Exercise brief:
Set down, in full, every record in the block.

Some records:
* * *

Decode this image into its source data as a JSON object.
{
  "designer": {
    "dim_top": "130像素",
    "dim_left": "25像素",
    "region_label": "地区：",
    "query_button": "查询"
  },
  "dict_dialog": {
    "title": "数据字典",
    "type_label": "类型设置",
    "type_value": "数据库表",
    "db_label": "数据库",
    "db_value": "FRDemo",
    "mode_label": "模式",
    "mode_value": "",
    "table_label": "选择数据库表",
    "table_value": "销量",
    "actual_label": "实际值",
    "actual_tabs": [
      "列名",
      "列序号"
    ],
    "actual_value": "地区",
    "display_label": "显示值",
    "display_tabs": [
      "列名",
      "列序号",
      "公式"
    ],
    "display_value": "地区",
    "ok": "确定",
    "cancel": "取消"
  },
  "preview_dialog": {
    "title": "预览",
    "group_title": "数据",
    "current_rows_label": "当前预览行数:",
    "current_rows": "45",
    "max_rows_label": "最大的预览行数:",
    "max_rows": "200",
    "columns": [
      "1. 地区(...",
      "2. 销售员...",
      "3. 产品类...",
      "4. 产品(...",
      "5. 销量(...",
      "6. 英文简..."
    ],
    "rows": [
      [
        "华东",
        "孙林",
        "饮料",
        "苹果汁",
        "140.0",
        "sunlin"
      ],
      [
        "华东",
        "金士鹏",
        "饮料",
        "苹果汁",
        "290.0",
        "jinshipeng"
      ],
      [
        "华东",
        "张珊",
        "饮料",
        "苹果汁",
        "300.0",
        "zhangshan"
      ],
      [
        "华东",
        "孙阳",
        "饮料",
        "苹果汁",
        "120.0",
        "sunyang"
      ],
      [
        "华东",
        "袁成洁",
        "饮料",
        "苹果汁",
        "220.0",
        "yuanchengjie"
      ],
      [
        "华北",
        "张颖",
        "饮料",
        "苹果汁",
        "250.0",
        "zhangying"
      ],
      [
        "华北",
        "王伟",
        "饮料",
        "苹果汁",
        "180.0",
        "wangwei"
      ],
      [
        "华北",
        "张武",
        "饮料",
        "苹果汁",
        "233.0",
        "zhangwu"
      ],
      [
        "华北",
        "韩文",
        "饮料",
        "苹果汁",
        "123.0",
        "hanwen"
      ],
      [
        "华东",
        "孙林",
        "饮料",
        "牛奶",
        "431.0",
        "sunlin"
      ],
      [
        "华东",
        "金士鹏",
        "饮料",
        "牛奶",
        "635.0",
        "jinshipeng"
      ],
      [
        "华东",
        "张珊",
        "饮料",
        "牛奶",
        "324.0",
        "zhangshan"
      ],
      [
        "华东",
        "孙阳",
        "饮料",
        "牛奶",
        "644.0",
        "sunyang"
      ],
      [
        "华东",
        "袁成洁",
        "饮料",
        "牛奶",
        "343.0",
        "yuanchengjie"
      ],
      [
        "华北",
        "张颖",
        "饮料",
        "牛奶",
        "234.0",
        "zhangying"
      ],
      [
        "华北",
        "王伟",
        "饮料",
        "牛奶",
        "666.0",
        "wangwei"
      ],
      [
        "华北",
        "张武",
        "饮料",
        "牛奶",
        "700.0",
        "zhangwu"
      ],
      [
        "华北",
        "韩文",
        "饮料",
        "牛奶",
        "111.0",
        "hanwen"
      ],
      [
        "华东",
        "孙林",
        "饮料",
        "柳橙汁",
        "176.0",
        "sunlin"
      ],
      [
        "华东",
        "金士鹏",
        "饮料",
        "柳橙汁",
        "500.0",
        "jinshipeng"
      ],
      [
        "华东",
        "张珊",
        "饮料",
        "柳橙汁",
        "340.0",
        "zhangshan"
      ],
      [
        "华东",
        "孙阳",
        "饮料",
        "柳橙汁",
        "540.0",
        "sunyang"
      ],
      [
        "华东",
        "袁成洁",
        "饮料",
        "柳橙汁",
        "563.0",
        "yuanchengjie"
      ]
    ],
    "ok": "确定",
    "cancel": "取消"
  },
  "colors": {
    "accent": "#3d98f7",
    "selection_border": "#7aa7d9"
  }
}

* * *

Exercise response:
Decode this image into its source data as a JSON object.
{
  "designer": {
    "dim_top": "130像素",
    "dim_left": "25像素",
    "region_label": "地区：",
    "query_button": "查询"
  },
  "dict_dialog": {
    "title": "数据字典",
    "type_label": "类型设置",
    "type_value": "数据库表",
    "db_label": "数据库",
    "db_value": "FRDemo",
    "mode_label": "模式",
    "mode_value": "",
    "table_label": "选择数据库表",
    "table_value": "销量",
    "actual_label": "实际值",
    "actual_tabs": [
      "列名",
      "列序号"
    ],
    "actual_value": "地区",
    "display_label": "显示值",
    "display_tabs": [
      "列名",
      "列序号",
      "公式"
    ],
    "display_value": "地区",
    "ok": "确定",
    "cancel": "取消"
  },
  "preview_dialog": {
    "title": "预览",
    "group_title": "数据",
    "current_rows_label": "当前预览行数:",
    "current_rows": "45",
    "max_rows_label": "最大的预览行数:",
    "max_rows": "200",
    "columns": [
      "1. 地区(...",
      "2. 销售员...",
      "3. 产品类...",
      "4. 产品(...",
      "5. 销量(...",
      "6. 英文简..."
    ],
    "rows": [
      [
        "华东",
        "孙林",
        "饮料",
        "苹果汁",
        "140.0",
        "sunlin"
      ],
      [
        "华东",
        "金士鹏",
        "饮料",
        "苹果汁",
        "290.0",
        "jinshipeng"
      ],
      [
        "华东",
        "张珊",
        "饮料",
        "苹果汁",
        "300.0",
        "zhangshan"
      ],
      [
        "华东",
        "孙阳",
        "饮料",
        "苹果汁",
        "120.0",
        "sunyang"
      ],
      [
        "华东",
        "袁成洁",
        "饮料",
        "苹果汁",
        "220.0",
        "yuanchengjie"
      ],
      [
        "华北",
        "张颖",
        "饮料",
        "苹果汁",
        "250.0",
        "zhangying"
      ],
      [
        "华北",
        "王伟",
        "饮料",
        "苹果汁",
        "180.0",
        "wangwei"
      ],
      [
        "华北",
        "张武",
        "饮料",
        "苹果汁",
        "233.0",
        "zhangwu"
      ],
      [
        "华北",
        "韩文",
        "饮料",
        "苹果汁",
        "123.0",
        "hanwen"
      ],
      [
        "华东",
        "孙林",
        "饮料",
        "牛奶",
        "431.0",
        "sunlin"
      ],
      [
        "华东",
        "金士鹏",
        "饮料",
        "牛奶",
        "635.0",
        "jinshipeng"
      ],
      [
        "华东",
        "张珊",
        "饮料",
        "牛奶",
        "324.0",
        "zhangshan"
      ],
      [
        "华东",
        "孙阳",
        "饮料",
        "牛奶",
        "644.0",
        "sunyang"
      ],
      [
        "华东",
        "袁成洁",
        "饮料",
        "牛奶",
        "343.0",
        "yuanchengjie"
      ],
      [
        "华北",
        "张颖",
        "饮料",
        "牛奶",
        "234.0",
        "zhangying"
      ],
      [
        "华北",
        "王伟",
        "饮料",
        "牛奶",
        "666.0",
        "wangwei"
      ],
      [
        "华北",
        "张武",
        "饮料",
        "牛奶",
        "700.0",
        "zhangwu"
      ],
      [
        "华北",
        "韩文",
        "饮料",
        "牛奶",
        "111.0",
        "hanwen"
      ],
      [
        "华东",
        "孙林",
        "饮料",
        "柳橙汁",
        "176.0",
        "sunlin"
      ],
      [
        "华东",
        "金士鹏",
        "饮料",
        "柳橙汁",
        "500.0",
        "jinshipeng"
      ],
      [
        "华东",
        "张珊",
        "饮料",
        "柳橙汁",
        "340.0",
        "zhangshan"
      ],
      [
        "华东",
        "孙阳",
        "饮料",
        "柳橙汁",
        "540.0",
        "sunyang"
      ],
      [
        "华东",
        "袁成洁",
        "饮料",
        "柳橙汁",
        "563.0",
        "yuanchengjie"
      ]
    ],
    "ok": "确定",
    "cancel": "取消"
  },
  "colors": {
    "accent": "#3d98f7",
    "selection_border": "#7aa7d9"
  }
}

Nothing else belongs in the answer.